### Listing ###

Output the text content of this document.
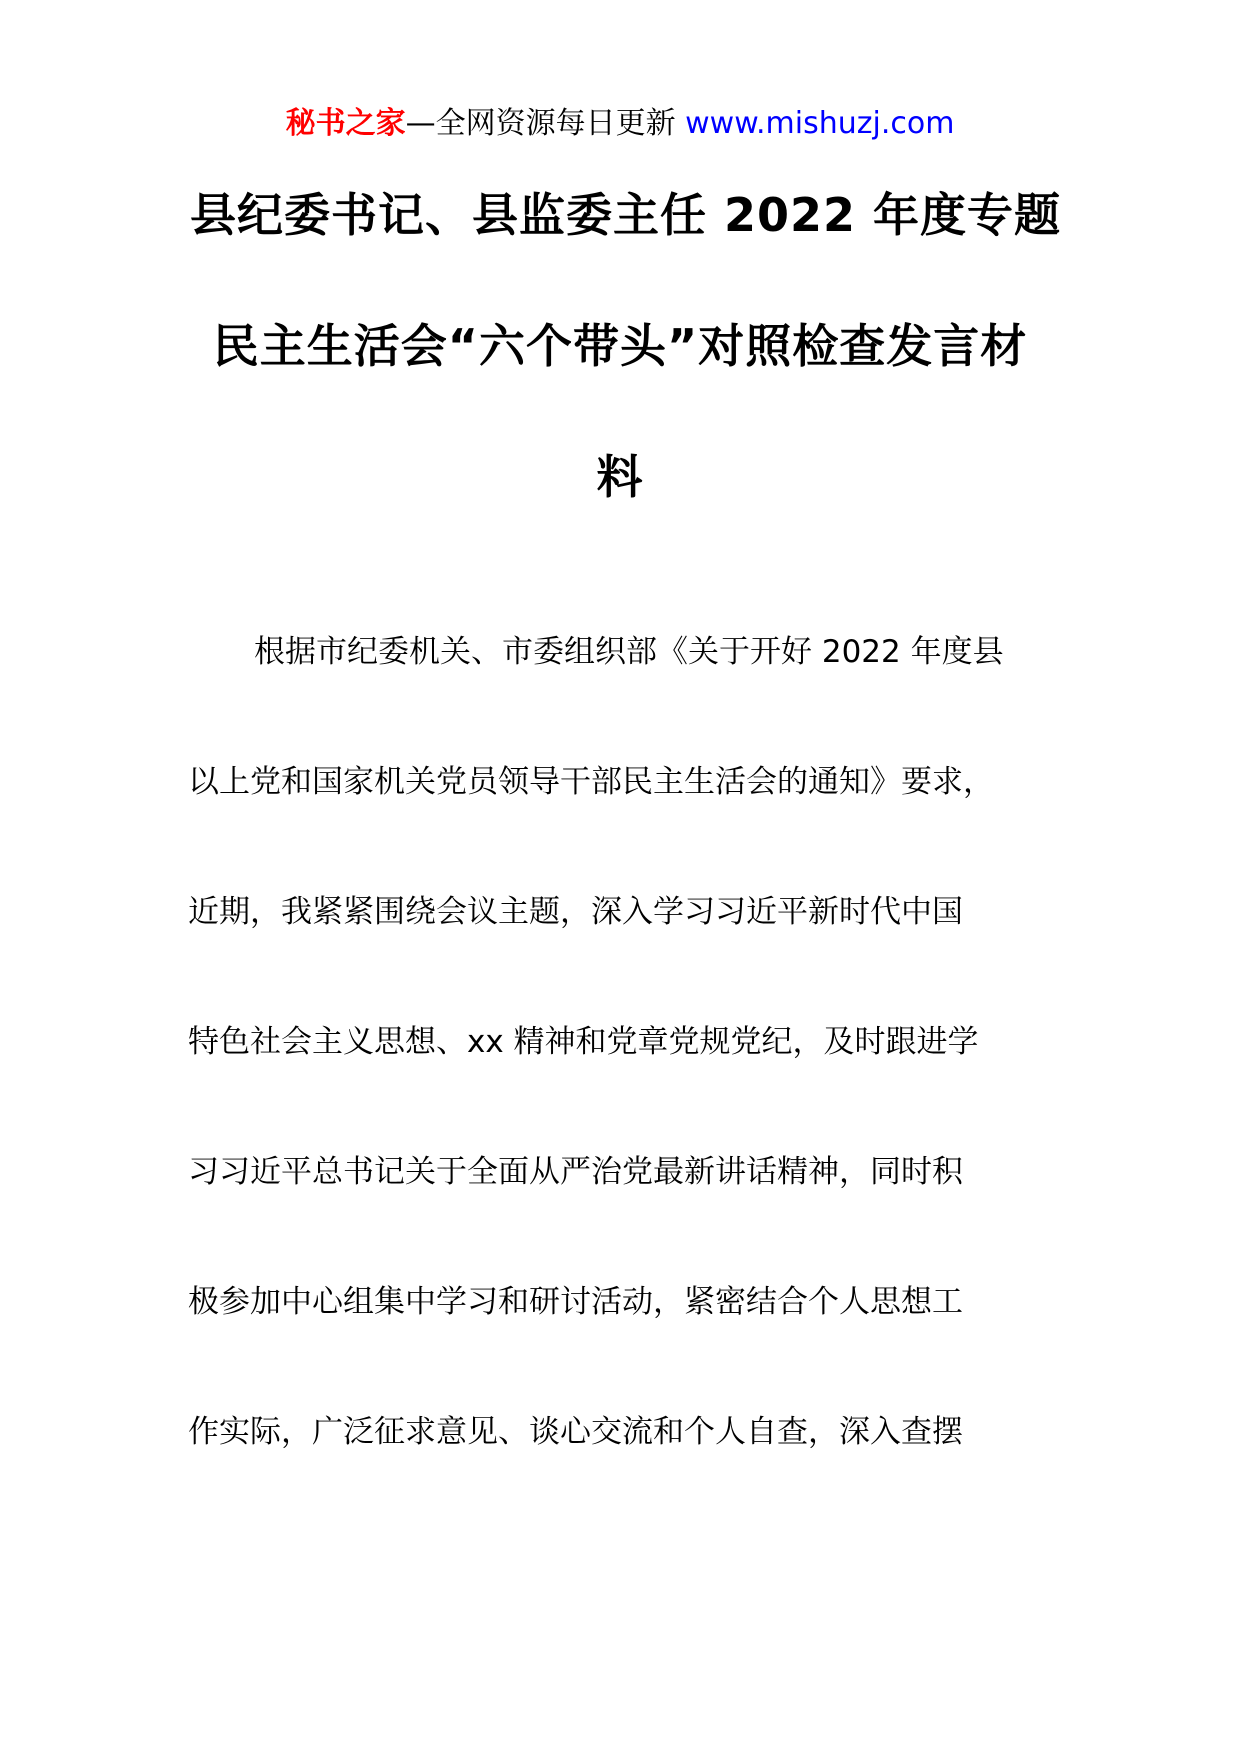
秘书之家—全网资源每日更新 www.mishuzj.com
县纪委书记、县监委主任 2022 年度专题
民主生活会“六个带头”对照检查发言材
料
根据市纪委机关、市委组织部《关于开好 2022 年度县
以上党和国家机关党员领导干部民主生活会的通知》要求，
近期，我紧紧围绕会议主题，深入学习习近平新时代中国
特色社会主义思想、xx 精神和党章党规党纪，及时跟进学
习习近平总书记关于全面从严治党最新讲话精神，同时积
极参加中心组集中学习和研讨活动，紧密结合个人思想工
作实际，广泛征求意见、谈心交流和个人自查，深入查摆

###

Every entry must be transcribed exactly. Pictures do not belong in the copy.

• Result:
Output the text content of this document.
秘书之家—全网资源每日更新 www.mishuzj.com
县纪委书记、县监委主任 2022 年度专题
民主生活会“六个带头”对照检查发言材
料
根据市纪委机关、市委组织部《关于开好 2022 年度县
以上党和国家机关党员领导干部民主生活会的通知》要求，
近期，我紧紧围绕会议主题，深入学习习近平新时代中国
特色社会主义思想、xx 精神和党章党规党纪，及时跟进学
习习近平总书记关于全面从严治党最新讲话精神，同时积
极参加中心组集中学习和研讨活动，紧密结合个人思想工
作实际，广泛征求意见、谈心交流和个人自查，深入查摆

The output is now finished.